─── Data supplied ───

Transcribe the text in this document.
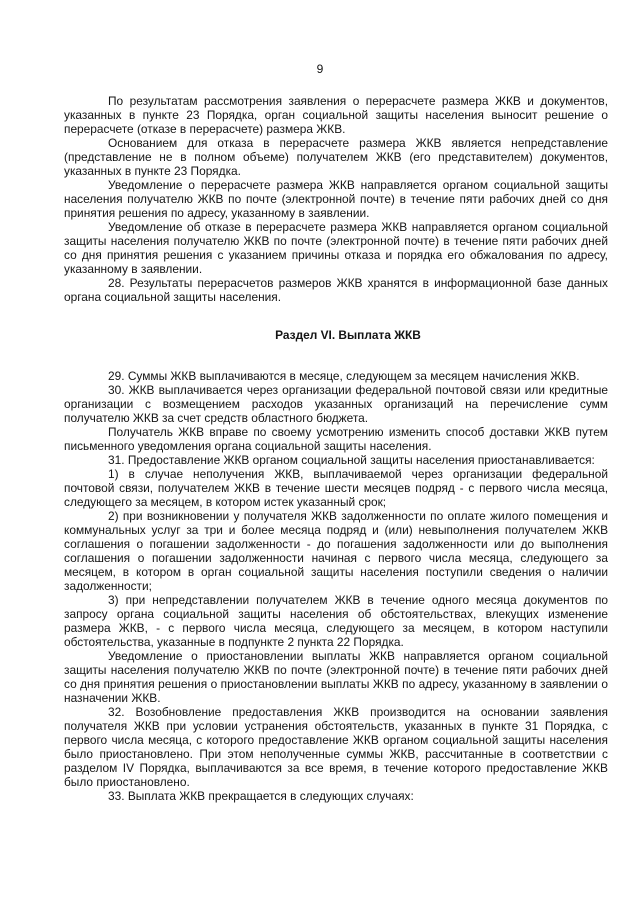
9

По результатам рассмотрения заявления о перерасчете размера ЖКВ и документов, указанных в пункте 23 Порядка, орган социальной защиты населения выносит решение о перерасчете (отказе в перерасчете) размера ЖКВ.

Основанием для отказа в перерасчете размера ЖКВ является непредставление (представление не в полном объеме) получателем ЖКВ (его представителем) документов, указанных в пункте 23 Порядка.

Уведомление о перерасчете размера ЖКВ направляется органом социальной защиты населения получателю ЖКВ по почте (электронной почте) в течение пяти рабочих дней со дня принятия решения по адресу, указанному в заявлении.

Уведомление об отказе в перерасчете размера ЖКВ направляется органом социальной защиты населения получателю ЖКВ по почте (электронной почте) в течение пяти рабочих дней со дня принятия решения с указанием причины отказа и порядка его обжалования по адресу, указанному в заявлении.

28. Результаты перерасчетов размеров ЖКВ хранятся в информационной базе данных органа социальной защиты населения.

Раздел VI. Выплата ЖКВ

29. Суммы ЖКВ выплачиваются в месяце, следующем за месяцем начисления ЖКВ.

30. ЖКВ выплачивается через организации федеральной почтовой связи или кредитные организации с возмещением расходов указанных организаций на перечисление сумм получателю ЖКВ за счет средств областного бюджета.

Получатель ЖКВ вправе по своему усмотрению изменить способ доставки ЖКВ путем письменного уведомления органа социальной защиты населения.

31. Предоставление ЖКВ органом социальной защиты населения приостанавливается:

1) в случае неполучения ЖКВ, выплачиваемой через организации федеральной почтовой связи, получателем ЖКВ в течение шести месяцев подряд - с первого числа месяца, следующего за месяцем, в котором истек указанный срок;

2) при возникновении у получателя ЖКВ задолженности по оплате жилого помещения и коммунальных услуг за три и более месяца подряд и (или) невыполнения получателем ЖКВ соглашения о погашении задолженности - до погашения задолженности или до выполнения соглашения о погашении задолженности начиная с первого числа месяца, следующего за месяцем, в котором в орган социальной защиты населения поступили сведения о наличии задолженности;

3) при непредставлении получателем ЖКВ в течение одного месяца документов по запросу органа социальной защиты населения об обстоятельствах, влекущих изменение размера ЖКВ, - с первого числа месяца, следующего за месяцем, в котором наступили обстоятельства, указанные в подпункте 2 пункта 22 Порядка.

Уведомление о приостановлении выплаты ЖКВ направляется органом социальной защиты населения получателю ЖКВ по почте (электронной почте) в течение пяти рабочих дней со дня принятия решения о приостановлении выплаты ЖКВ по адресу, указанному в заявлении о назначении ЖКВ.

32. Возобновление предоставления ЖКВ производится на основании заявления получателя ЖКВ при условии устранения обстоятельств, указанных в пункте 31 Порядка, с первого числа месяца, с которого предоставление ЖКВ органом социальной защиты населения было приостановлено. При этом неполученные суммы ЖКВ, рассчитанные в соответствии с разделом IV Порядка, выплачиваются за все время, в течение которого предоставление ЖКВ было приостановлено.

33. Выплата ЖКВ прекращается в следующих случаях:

───

_Stated problem_: Identify which lines contain the word "отказа" and copy each one.

_Result of the task_:
Основанием для отказа в перерасчете размера ЖКВ является непредставление (представление не в полном объеме) получателем ЖКВ (его представителем) документов, указанных в пункте 23 Порядка.
Уведомление об отказе в перерасчете размера ЖКВ направляется органом социальной защиты населения получателю ЖКВ по почте (электронной почте) в течение пяти рабочих дней со дня принятия решения с указанием причины отказа и порядка его обжалования по адресу, указанному в заявлении.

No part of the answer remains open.